----- Data supplied -----

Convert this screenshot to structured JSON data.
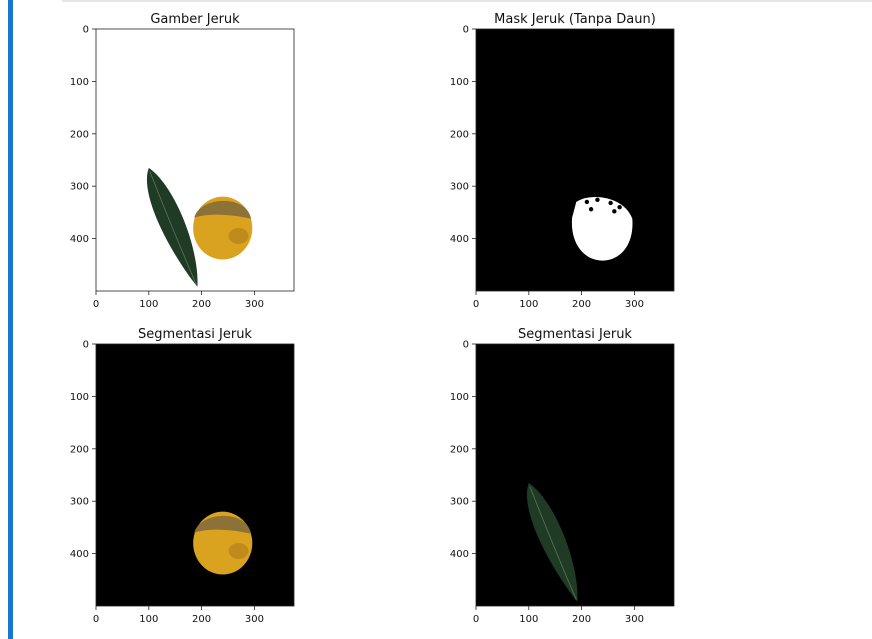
{
  "chart_data": [
    {
      "type": "image",
      "title": "Gamber Jeruk",
      "x_ticks": [
        "0",
        "100",
        "200",
        "300"
      ],
      "y_ticks": [
        "0",
        "100",
        "200",
        "300",
        "400"
      ],
      "xlim": [
        0,
        375
      ],
      "ylim": [
        500,
        0
      ],
      "background": "#ffffff",
      "content": [
        "leaf",
        "orange"
      ]
    },
    {
      "type": "image",
      "title": "Mask Jeruk (Tanpa Daun)",
      "x_ticks": [
        "0",
        "100",
        "200",
        "300"
      ],
      "y_ticks": [
        "0",
        "100",
        "200",
        "300",
        "400"
      ],
      "xlim": [
        0,
        375
      ],
      "ylim": [
        500,
        0
      ],
      "background": "#000000",
      "content": [
        "mask"
      ]
    },
    {
      "type": "image",
      "title": "Segmentasi Jeruk",
      "x_ticks": [
        "0",
        "100",
        "200",
        "300"
      ],
      "y_ticks": [
        "0",
        "100",
        "200",
        "300",
        "400"
      ],
      "xlim": [
        0,
        375
      ],
      "ylim": [
        500,
        0
      ],
      "background": "#000000",
      "content": [
        "orange"
      ]
    },
    {
      "type": "image",
      "title": "Segmentasi Jeruk",
      "x_ticks": [
        "0",
        "100",
        "200",
        "300"
      ],
      "y_ticks": [
        "0",
        "100",
        "200",
        "300",
        "400"
      ],
      "xlim": [
        0,
        375
      ],
      "ylim": [
        500,
        0
      ],
      "background": "#000000",
      "content": [
        "leaf"
      ]
    }
  ],
  "colors": {
    "orange": "#d9a21f",
    "orange_dark": "#a8731a",
    "orange_top": "#7e6a3c",
    "leaf": "#1f3a25",
    "leaf_vein": "#7b8f6a",
    "mask": "#ffffff",
    "cell_bar": "#1976d2"
  }
}
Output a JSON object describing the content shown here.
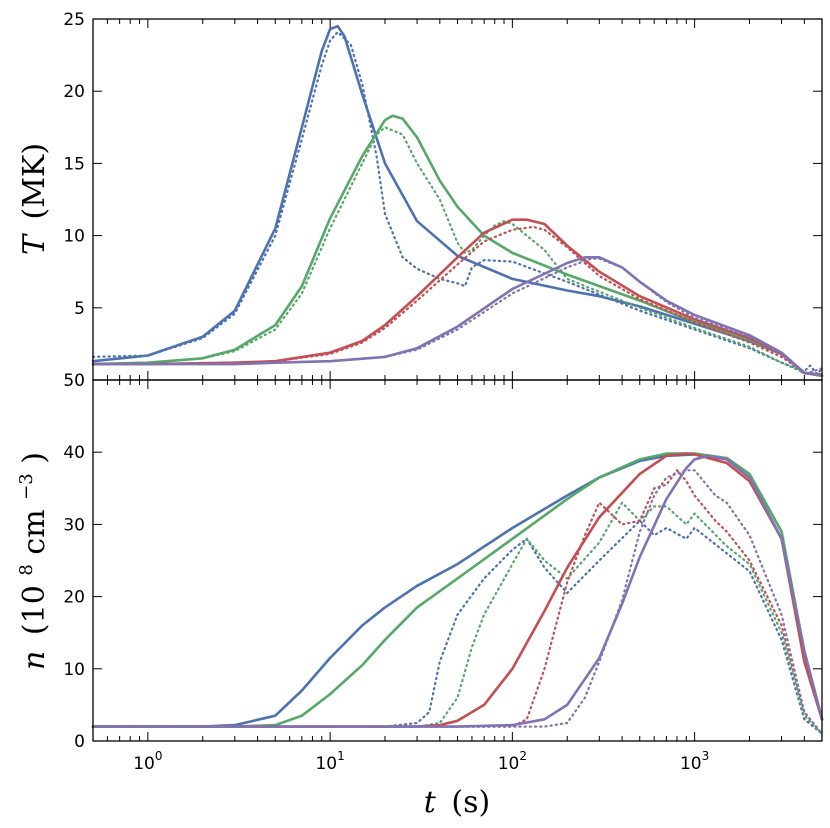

-----

[Your task] Make an exact reproduction of the listing above, without any pictures.

[Complete response]
Convert this screenshot to structured JSON data.
{
  "chart_data": [
    {
      "type": "image",
      "title": "Gamber Jeruk",
      "x_ticks": [
        "0",
        "100",
        "200",
        "300"
      ],
      "y_ticks": [
        "0",
        "100",
        "200",
        "300",
        "400"
      ],
      "xlim": [
        0,
        375
      ],
      "ylim": [
        500,
        0
      ],
      "background": "#ffffff",
      "content": [
        "leaf",
        "orange"
      ]
    },
    {
      "type": "image",
      "title": "Mask Jeruk (Tanpa Daun)",
      "x_ticks": [
        "0",
        "100",
        "200",
        "300"
      ],
      "y_ticks": [
        "0",
        "100",
        "200",
        "300",
        "400"
      ],
      "xlim": [
        0,
        375
      ],
      "ylim": [
        500,
        0
      ],
      "background": "#000000",
      "content": [
        "mask"
      ]
    },
    {
      "type": "image",
      "title": "Segmentasi Jeruk",
      "x_ticks": [
        "0",
        "100",
        "200",
        "300"
      ],
      "y_ticks": [
        "0",
        "100",
        "200",
        "300",
        "400"
      ],
      "xlim": [
        0,
        375
      ],
      "ylim": [
        500,
        0
      ],
      "background": "#000000",
      "content": [
        "orange"
      ]
    },
    {
      "type": "image",
      "title": "Segmentasi Jeruk",
      "x_ticks": [
        "0",
        "100",
        "200",
        "300"
      ],
      "y_ticks": [
        "0",
        "100",
        "200",
        "300",
        "400"
      ],
      "xlim": [
        0,
        375
      ],
      "ylim": [
        500,
        0
      ],
      "background": "#000000",
      "content": [
        "leaf"
      ]
    }
  ],
  "colors": {
    "orange": "#d9a21f",
    "orange_dark": "#a8731a",
    "orange_top": "#7e6a3c",
    "leaf": "#1f3a25",
    "leaf_vein": "#7b8f6a",
    "mask": "#ffffff",
    "cell_bar": "#1976d2"
  }
}
Output a JSON object describing the content shown here.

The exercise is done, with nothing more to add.